Task to complete
Select lines where the word "text" appears.

(Collection entries)
_ _ _ _

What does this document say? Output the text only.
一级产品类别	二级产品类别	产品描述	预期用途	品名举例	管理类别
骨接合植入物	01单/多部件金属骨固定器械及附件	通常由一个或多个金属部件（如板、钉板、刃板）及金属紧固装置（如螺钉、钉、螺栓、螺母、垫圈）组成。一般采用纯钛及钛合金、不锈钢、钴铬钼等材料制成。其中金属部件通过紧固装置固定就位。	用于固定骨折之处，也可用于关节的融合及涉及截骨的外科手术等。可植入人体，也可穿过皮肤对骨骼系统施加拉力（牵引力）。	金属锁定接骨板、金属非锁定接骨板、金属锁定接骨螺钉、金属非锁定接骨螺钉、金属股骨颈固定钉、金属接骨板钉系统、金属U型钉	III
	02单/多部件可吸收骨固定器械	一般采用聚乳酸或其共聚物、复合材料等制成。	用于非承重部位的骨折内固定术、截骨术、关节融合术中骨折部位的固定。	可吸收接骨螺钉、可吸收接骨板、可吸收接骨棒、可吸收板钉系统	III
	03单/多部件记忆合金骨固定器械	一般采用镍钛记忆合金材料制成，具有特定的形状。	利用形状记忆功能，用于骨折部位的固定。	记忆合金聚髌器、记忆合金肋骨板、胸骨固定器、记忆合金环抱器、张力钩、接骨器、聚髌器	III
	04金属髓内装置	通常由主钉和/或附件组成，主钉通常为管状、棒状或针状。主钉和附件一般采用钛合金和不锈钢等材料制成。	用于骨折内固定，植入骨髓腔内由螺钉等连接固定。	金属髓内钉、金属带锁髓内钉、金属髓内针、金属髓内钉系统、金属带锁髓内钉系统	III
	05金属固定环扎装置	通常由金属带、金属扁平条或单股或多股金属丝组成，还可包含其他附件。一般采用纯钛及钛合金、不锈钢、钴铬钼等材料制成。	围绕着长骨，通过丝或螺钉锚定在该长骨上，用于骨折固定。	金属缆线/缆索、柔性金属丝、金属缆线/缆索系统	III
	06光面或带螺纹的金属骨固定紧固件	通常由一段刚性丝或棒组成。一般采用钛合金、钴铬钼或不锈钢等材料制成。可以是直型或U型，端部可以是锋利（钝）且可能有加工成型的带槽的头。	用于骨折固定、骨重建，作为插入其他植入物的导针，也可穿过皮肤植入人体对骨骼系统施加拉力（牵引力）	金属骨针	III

_ _ _ _

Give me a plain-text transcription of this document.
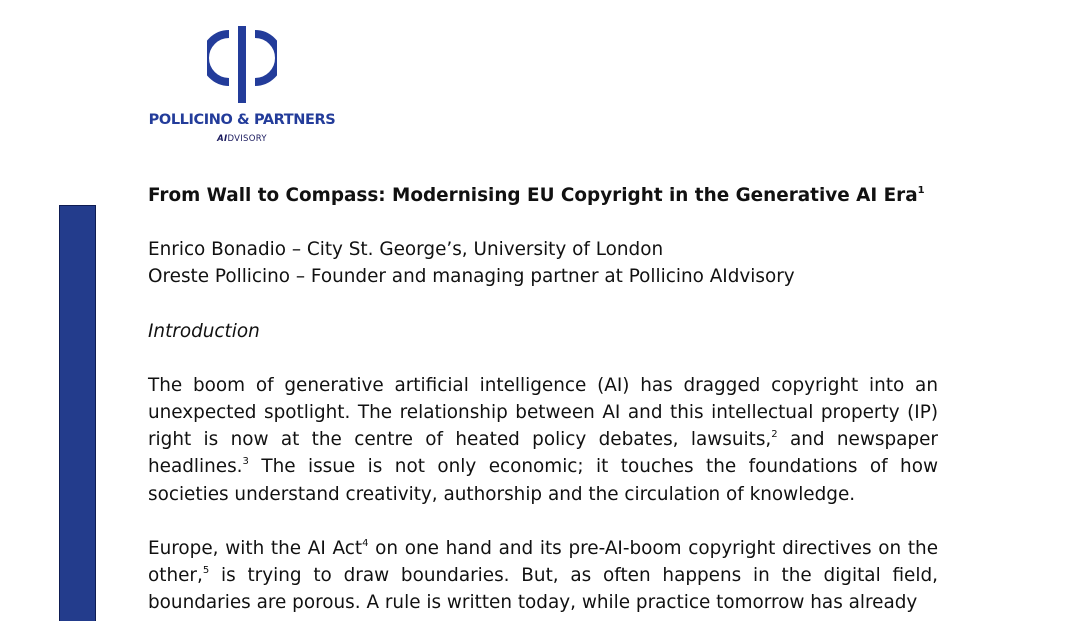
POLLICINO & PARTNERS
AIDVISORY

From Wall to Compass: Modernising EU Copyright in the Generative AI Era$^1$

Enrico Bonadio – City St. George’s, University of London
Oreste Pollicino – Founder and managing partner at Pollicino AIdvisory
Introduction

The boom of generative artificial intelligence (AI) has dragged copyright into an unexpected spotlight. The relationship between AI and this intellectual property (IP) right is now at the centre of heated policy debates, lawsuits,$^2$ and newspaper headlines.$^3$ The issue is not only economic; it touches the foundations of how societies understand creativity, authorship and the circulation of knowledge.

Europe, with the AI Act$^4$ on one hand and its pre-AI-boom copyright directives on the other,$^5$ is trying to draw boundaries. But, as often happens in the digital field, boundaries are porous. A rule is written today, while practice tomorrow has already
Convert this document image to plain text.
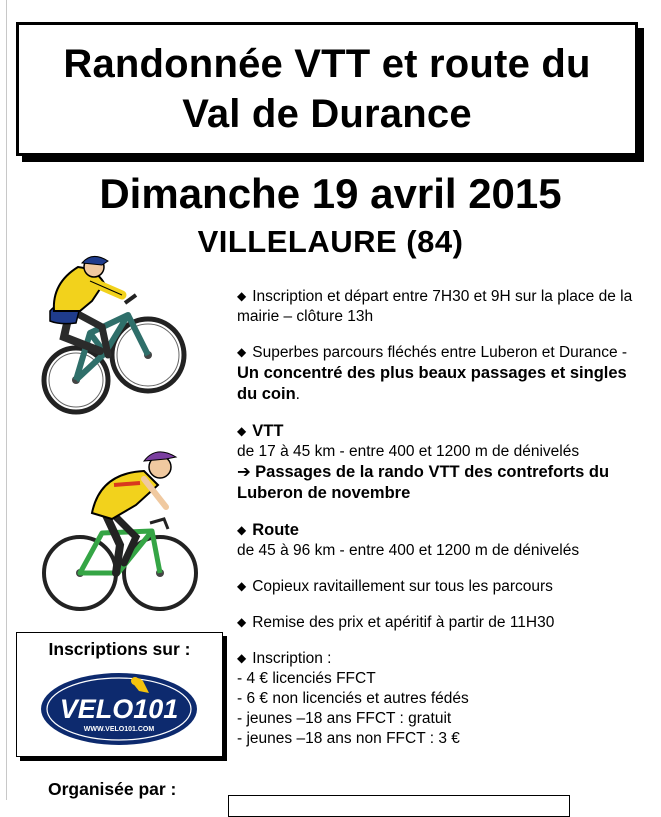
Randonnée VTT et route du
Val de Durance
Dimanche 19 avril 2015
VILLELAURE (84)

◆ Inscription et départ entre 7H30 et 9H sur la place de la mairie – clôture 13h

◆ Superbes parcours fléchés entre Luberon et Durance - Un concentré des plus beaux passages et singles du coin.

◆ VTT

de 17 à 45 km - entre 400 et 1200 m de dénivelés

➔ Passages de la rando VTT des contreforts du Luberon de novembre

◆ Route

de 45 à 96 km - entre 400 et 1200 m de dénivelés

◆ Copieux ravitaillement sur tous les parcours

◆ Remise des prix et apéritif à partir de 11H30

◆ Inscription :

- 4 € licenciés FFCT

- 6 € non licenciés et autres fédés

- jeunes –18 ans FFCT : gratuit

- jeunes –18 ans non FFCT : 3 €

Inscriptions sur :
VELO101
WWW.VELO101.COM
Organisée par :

_ _ _ _

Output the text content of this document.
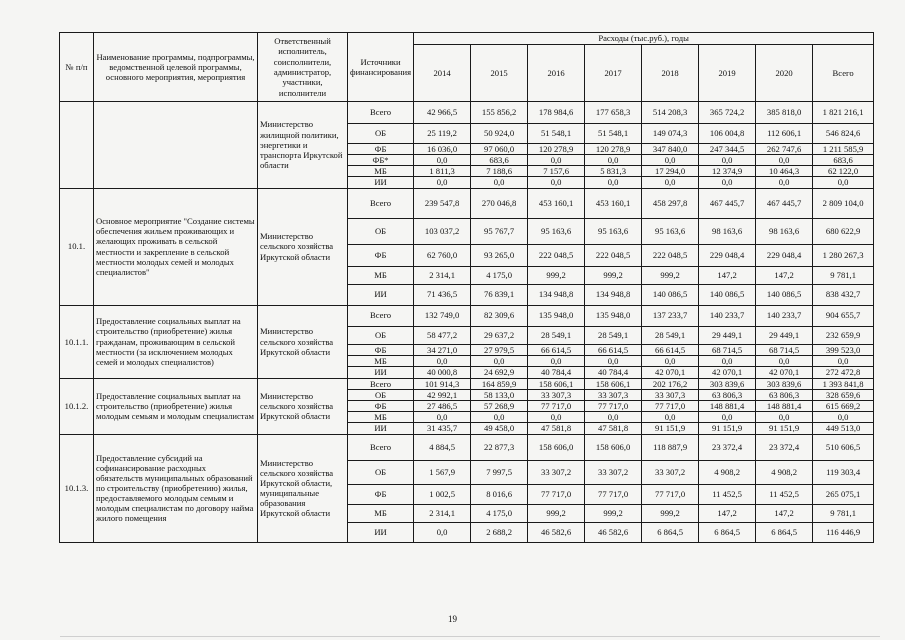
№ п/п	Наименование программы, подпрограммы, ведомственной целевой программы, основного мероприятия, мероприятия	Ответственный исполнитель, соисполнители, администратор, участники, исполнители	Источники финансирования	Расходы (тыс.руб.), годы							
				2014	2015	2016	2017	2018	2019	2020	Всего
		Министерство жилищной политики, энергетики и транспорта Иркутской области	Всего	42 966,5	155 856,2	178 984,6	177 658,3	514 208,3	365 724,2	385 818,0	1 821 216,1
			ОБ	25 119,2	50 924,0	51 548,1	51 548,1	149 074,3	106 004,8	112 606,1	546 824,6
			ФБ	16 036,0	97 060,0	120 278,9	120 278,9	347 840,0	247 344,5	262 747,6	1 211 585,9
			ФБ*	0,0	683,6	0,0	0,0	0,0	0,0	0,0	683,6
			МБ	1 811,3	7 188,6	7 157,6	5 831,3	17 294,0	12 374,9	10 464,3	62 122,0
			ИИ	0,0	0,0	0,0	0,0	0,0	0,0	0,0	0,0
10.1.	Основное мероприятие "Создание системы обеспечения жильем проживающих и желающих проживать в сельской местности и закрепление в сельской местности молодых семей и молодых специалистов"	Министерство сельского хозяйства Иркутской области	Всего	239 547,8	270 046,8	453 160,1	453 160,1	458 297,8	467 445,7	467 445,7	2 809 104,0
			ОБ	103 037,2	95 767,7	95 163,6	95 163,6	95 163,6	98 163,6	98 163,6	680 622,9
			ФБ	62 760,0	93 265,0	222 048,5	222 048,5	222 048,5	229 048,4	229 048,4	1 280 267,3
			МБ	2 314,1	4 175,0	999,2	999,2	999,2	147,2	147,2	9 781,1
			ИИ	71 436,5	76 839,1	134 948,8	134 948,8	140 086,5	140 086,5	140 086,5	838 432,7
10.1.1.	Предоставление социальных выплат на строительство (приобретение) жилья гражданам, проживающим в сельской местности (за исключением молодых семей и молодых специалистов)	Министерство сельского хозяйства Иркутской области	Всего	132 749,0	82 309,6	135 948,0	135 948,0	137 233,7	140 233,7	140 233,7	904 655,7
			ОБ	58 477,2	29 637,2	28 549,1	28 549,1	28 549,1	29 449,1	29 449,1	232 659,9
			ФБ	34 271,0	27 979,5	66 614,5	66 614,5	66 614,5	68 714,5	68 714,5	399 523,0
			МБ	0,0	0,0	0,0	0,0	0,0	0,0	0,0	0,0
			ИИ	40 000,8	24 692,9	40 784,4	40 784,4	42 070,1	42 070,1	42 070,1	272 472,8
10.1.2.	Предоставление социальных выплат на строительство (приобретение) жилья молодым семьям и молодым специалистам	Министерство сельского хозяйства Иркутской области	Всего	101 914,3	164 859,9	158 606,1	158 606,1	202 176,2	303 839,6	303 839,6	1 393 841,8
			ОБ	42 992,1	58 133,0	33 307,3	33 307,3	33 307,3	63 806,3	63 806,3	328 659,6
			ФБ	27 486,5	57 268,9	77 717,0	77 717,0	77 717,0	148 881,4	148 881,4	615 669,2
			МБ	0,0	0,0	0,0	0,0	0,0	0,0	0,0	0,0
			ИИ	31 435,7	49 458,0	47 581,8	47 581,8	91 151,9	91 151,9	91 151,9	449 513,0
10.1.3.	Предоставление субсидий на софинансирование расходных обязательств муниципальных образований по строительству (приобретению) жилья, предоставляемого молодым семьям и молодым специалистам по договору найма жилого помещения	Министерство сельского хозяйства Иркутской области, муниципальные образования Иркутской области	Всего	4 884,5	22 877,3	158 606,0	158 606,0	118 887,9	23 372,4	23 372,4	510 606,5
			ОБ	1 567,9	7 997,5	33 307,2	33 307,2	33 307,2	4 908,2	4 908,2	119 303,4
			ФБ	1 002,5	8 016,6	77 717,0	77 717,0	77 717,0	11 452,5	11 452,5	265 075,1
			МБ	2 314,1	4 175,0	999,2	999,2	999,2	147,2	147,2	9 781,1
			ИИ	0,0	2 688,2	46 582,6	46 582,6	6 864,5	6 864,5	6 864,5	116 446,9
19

_ _ _ _

Task solution
What does this document say? Output the text only.
Give me a plain-text transcription of this document.
Convert this document image to plain text.
Output the text content of this document.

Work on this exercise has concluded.